Excerpt from a dataset:
○ ○ ○

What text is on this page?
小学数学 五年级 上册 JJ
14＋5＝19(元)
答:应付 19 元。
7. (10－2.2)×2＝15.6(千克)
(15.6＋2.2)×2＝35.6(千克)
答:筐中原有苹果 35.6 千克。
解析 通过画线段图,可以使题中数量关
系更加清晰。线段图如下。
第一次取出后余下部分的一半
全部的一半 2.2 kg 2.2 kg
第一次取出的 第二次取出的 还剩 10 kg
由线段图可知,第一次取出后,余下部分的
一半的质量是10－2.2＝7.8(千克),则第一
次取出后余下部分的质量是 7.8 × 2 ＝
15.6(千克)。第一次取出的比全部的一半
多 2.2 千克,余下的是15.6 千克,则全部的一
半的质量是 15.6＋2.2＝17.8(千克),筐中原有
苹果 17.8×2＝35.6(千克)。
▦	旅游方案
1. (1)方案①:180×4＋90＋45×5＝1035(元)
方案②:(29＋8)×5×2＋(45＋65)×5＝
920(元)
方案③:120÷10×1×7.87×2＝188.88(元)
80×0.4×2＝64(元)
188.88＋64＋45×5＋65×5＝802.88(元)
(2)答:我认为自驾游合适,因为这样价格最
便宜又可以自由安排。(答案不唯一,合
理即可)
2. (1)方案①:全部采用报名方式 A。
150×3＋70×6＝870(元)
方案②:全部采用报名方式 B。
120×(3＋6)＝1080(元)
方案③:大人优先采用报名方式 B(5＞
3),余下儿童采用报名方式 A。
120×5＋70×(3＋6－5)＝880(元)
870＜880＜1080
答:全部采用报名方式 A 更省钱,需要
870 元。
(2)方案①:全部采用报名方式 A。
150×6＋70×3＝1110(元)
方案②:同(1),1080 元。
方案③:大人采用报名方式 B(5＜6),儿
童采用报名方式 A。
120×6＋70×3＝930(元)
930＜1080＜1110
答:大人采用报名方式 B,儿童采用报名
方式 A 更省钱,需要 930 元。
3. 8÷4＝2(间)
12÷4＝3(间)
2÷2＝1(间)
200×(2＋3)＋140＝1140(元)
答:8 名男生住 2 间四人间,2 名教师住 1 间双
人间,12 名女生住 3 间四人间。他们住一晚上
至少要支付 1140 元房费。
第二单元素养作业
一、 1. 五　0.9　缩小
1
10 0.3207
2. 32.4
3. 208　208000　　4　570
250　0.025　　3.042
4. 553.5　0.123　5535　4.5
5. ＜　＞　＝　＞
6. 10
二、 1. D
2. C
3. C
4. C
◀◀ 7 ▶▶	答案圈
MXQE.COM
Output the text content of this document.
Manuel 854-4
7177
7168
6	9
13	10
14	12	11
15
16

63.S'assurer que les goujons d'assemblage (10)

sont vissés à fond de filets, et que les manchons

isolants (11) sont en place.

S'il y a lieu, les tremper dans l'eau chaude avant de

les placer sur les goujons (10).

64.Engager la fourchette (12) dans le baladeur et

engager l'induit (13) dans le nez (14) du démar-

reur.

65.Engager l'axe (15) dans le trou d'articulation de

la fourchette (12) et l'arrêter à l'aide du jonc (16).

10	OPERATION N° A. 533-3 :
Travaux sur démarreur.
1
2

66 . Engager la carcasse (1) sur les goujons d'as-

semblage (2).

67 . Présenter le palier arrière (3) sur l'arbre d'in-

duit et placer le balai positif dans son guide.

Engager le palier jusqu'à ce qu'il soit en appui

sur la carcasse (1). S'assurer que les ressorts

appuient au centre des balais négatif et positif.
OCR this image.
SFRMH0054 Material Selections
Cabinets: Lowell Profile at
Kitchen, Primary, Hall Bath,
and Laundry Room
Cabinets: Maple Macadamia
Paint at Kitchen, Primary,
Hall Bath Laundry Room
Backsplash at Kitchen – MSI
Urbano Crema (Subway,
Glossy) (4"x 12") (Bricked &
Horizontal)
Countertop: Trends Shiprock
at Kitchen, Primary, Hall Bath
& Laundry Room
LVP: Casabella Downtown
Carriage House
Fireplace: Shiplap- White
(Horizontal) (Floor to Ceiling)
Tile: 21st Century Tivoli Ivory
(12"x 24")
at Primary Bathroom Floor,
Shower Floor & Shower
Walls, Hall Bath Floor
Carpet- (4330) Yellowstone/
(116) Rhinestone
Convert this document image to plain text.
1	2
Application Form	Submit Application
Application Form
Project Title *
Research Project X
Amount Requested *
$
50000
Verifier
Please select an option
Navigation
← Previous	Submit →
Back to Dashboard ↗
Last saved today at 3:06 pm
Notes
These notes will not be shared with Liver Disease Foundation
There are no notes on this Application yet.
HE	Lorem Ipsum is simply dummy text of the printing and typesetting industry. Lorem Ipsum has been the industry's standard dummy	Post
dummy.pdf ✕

○ ○ ○

* Task to complete: Copy every line above in which the string "sont" shows up.

* Task solution:
sont vissés à fond de filets, et que les manchons
isolants (11) sont en place.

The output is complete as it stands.